## To do
Locate the string "sedan" in the records below. Copy every line where it occurs.

## Input for this task
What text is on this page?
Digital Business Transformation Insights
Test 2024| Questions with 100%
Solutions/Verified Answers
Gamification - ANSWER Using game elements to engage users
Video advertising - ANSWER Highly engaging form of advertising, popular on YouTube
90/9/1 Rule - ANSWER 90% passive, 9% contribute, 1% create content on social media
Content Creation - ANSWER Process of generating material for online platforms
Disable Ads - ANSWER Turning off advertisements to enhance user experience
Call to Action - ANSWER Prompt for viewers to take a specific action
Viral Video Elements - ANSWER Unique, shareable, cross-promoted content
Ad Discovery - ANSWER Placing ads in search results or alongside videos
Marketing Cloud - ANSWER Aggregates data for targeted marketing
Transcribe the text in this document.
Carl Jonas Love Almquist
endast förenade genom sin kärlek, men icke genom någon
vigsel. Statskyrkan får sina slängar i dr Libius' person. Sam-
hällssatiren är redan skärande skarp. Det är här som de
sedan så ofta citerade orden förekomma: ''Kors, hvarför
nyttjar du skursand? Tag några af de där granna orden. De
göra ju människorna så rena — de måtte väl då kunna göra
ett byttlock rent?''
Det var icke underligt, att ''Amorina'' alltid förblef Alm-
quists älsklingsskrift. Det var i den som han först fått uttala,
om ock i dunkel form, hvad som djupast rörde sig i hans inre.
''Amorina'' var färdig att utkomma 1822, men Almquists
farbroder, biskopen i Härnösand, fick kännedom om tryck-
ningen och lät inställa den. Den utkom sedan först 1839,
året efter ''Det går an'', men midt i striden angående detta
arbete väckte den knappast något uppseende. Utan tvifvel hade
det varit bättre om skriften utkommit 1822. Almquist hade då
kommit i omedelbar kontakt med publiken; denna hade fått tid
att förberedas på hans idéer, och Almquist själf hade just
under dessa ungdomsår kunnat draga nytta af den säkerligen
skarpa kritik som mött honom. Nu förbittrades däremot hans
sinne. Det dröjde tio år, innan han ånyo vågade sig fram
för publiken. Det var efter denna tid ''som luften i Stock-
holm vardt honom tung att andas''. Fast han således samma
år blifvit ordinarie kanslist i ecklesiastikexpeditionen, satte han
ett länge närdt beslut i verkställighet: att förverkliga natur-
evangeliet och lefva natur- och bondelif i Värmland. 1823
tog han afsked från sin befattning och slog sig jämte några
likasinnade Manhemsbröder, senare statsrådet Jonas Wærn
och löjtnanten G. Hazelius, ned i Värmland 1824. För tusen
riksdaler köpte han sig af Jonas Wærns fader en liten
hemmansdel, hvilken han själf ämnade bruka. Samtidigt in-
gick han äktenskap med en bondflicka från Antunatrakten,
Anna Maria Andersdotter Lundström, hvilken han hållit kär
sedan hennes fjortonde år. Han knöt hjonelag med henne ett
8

## Answer for the task
sedan så ofta citerade orden förekomma: ''Kors, hvarför
ningen och lät inställa den. Den utkom sedan först 1839,
sedan hennes fjortonde år. Han knöt hjonelag med henne ett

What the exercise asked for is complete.